§ **Set exercise**
Write out each line of the material again, word for word.

§ **Records provided**
* start *

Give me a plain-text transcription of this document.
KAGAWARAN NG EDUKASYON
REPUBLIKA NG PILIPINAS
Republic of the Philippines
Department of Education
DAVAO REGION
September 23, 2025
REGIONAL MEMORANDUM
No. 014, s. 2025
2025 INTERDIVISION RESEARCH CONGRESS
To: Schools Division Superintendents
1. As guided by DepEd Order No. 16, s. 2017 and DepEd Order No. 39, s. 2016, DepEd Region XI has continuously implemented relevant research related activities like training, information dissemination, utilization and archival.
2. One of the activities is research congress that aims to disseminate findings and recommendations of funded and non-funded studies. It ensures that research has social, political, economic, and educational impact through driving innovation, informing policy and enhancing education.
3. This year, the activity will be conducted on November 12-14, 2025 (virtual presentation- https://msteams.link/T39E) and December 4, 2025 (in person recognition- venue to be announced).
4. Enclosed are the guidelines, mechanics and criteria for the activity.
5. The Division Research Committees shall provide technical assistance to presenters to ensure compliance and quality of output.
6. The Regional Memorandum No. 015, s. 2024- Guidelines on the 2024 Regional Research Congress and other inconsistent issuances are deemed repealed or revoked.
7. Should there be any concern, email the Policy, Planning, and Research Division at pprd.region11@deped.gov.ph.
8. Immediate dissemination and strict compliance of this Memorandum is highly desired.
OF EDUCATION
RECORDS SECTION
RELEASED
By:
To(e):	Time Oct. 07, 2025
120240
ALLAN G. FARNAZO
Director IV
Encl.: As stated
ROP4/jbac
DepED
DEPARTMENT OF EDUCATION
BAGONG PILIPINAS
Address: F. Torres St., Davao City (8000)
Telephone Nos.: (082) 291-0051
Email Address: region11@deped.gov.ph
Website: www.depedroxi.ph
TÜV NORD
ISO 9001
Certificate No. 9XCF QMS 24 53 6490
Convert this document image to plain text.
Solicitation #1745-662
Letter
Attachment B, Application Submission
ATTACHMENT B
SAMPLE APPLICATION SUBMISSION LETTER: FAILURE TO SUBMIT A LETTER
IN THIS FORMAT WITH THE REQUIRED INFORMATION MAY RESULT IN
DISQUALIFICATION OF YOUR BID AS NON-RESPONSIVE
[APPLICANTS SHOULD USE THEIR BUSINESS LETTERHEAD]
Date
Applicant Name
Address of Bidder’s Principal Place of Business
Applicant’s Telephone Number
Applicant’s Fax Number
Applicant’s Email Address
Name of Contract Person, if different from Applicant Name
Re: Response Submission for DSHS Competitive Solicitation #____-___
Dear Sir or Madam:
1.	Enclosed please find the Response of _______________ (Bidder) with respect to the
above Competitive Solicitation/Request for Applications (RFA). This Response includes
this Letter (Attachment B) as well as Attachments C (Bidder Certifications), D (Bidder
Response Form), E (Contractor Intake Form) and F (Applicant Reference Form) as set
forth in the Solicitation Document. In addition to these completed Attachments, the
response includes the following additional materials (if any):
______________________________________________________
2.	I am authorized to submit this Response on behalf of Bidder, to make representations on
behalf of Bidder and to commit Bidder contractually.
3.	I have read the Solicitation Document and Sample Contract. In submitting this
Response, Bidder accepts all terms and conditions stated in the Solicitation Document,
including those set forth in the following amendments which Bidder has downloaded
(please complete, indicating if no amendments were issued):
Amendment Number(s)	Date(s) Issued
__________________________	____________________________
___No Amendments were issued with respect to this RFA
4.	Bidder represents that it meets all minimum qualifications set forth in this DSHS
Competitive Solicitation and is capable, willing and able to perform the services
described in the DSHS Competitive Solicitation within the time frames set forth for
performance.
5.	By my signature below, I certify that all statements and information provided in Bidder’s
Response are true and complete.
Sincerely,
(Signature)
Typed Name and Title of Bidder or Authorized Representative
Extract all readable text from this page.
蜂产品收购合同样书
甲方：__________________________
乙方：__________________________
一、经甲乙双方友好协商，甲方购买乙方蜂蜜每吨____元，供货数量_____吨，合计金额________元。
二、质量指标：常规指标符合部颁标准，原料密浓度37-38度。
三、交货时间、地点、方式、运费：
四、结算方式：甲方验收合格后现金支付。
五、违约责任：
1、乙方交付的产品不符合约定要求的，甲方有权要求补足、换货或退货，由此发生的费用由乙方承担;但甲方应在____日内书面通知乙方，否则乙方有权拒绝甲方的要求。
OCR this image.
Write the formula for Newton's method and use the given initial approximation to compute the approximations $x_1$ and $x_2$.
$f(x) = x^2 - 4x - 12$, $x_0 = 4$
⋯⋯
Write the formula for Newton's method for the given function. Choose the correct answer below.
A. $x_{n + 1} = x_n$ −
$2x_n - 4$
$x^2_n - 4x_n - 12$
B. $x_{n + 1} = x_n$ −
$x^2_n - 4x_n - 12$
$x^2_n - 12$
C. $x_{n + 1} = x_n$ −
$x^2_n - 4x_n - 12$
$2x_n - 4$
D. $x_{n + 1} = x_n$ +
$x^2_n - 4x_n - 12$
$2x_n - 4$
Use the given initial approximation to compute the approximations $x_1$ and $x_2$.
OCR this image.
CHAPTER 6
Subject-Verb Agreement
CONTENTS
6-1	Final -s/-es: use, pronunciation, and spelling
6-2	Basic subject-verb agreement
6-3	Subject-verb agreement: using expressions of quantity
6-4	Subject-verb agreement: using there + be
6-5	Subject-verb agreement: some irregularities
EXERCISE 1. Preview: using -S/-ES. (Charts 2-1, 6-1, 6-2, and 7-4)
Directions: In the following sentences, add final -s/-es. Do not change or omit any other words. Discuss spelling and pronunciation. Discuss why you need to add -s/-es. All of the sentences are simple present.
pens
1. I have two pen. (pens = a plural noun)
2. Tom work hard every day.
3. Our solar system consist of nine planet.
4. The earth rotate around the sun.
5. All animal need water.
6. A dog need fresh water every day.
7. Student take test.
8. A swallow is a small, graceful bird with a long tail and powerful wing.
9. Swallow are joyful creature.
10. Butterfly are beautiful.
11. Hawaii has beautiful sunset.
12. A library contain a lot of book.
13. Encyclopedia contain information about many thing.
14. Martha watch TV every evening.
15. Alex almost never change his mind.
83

* end *

§ **Exercise output**
Give me a plain-text transcription of this document.
KAGAWARAN NG EDUKASYON
REPUBLIKA NG PILIPINAS
Republic of the Philippines
Department of Education
DAVAO REGION
September 23, 2025
REGIONAL MEMORANDUM
No. 014, s. 2025
2025 INTERDIVISION RESEARCH CONGRESS
To: Schools Division Superintendents
1. As guided by DepEd Order No. 16, s. 2017 and DepEd Order No. 39, s. 2016, DepEd Region XI has continuously implemented relevant research related activities like training, information dissemination, utilization and archival.
2. One of the activities is research congress that aims to disseminate findings and recommendations of funded and non-funded studies. It ensures that research has social, political, economic, and educational impact through driving innovation, informing policy and enhancing education.
3. This year, the activity will be conducted on November 12-14, 2025 (virtual presentation- https://msteams.link/T39E) and December 4, 2025 (in person recognition- venue to be announced).
4. Enclosed are the guidelines, mechanics and criteria for the activity.
5. The Division Research Committees shall provide technical assistance to presenters to ensure compliance and quality of output.
6. The Regional Memorandum No. 015, s. 2024- Guidelines on the 2024 Regional Research Congress and other inconsistent issuances are deemed repealed or revoked.
7. Should there be any concern, email the Policy, Planning, and Research Division at pprd.region11@deped.gov.ph.
8. Immediate dissemination and strict compliance of this Memorandum is highly desired.
OF EDUCATION
RECORDS SECTION
RELEASED
By:
To(e):	Time Oct. 07, 2025
120240
ALLAN G. FARNAZO
Director IV
Encl.: As stated
ROP4/jbac
DepED
DEPARTMENT OF EDUCATION
BAGONG PILIPINAS
Address: F. Torres St., Davao City (8000)
Telephone Nos.: (082) 291-0051
Email Address: region11@deped.gov.ph
Website: www.depedroxi.ph
TÜV NORD
ISO 9001
Certificate No. 9XCF QMS 24 53 6490
Convert this document image to plain text.
Solicitation #1745-662
Letter
Attachment B, Application Submission
ATTACHMENT B
SAMPLE APPLICATION SUBMISSION LETTER: FAILURE TO SUBMIT A LETTER
IN THIS FORMAT WITH THE REQUIRED INFORMATION MAY RESULT IN
DISQUALIFICATION OF YOUR BID AS NON-RESPONSIVE
[APPLICANTS SHOULD USE THEIR BUSINESS LETTERHEAD]
Date
Applicant Name
Address of Bidder’s Principal Place of Business
Applicant’s Telephone Number
Applicant’s Fax Number
Applicant’s Email Address
Name of Contract Person, if different from Applicant Name
Re: Response Submission for DSHS Competitive Solicitation #____-___
Dear Sir or Madam:
1.	Enclosed please find the Response of _______________ (Bidder) with respect to the
above Competitive Solicitation/Request for Applications (RFA). This Response includes
this Letter (Attachment B) as well as Attachments C (Bidder Certifications), D (Bidder
Response Form), E (Contractor Intake Form) and F (Applicant Reference Form) as set
forth in the Solicitation Document. In addition to these completed Attachments, the
response includes the following additional materials (if any):
______________________________________________________
2.	I am authorized to submit this Response on behalf of Bidder, to make representations on
behalf of Bidder and to commit Bidder contractually.
3.	I have read the Solicitation Document and Sample Contract. In submitting this
Response, Bidder accepts all terms and conditions stated in the Solicitation Document,
including those set forth in the following amendments which Bidder has downloaded
(please complete, indicating if no amendments were issued):
Amendment Number(s)	Date(s) Issued
__________________________	____________________________
___No Amendments were issued with respect to this RFA
4.	Bidder represents that it meets all minimum qualifications set forth in this DSHS
Competitive Solicitation and is capable, willing and able to perform the services
described in the DSHS Competitive Solicitation within the time frames set forth for
performance.
5.	By my signature below, I certify that all statements and information provided in Bidder’s
Response are true and complete.
Sincerely,
(Signature)
Typed Name and Title of Bidder or Authorized Representative
Extract all readable text from this page.
蜂产品收购合同样书
甲方：__________________________
乙方：__________________________
一、经甲乙双方友好协商，甲方购买乙方蜂蜜每吨____元，供货数量_____吨，合计金额________元。
二、质量指标：常规指标符合部颁标准，原料密浓度37-38度。
三、交货时间、地点、方式、运费：
四、结算方式：甲方验收合格后现金支付。
五、违约责任：
1、乙方交付的产品不符合约定要求的，甲方有权要求补足、换货或退货，由此发生的费用由乙方承担;但甲方应在____日内书面通知乙方，否则乙方有权拒绝甲方的要求。
OCR this image.
Write the formula for Newton's method and use the given initial approximation to compute the approximations $x_1$ and $x_2$.
$f(x) = x^2 - 4x - 12$, $x_0 = 4$
⋯⋯
Write the formula for Newton's method for the given function. Choose the correct answer below.
A. $x_{n + 1} = x_n$ −
$2x_n - 4$
$x^2_n - 4x_n - 12$
B. $x_{n + 1} = x_n$ −
$x^2_n - 4x_n - 12$
$x^2_n - 12$
C. $x_{n + 1} = x_n$ −
$x^2_n - 4x_n - 12$
$2x_n - 4$
D. $x_{n + 1} = x_n$ +
$x^2_n - 4x_n - 12$
$2x_n - 4$
Use the given initial approximation to compute the approximations $x_1$ and $x_2$.
OCR this image.
CHAPTER 6
Subject-Verb Agreement
CONTENTS
6-1	Final -s/-es: use, pronunciation, and spelling
6-2	Basic subject-verb agreement
6-3	Subject-verb agreement: using expressions of quantity
6-4	Subject-verb agreement: using there + be
6-5	Subject-verb agreement: some irregularities
EXERCISE 1. Preview: using -S/-ES. (Charts 2-1, 6-1, 6-2, and 7-4)
Directions: In the following sentences, add final -s/-es. Do not change or omit any other words. Discuss spelling and pronunciation. Discuss why you need to add -s/-es. All of the sentences are simple present.
pens
1. I have two pen. (pens = a plural noun)
2. Tom work hard every day.
3. Our solar system consist of nine planet.
4. The earth rotate around the sun.
5. All animal need water.
6. A dog need fresh water every day.
7. Student take test.
8. A swallow is a small, graceful bird with a long tail and powerful wing.
9. Swallow are joyful creature.
10. Butterfly are beautiful.
11. Hawaii has beautiful sunset.
12. A library contain a lot of book.
13. Encyclopedia contain information about many thing.
14. Martha watch TV every evening.
15. Alex almost never change his mind.
83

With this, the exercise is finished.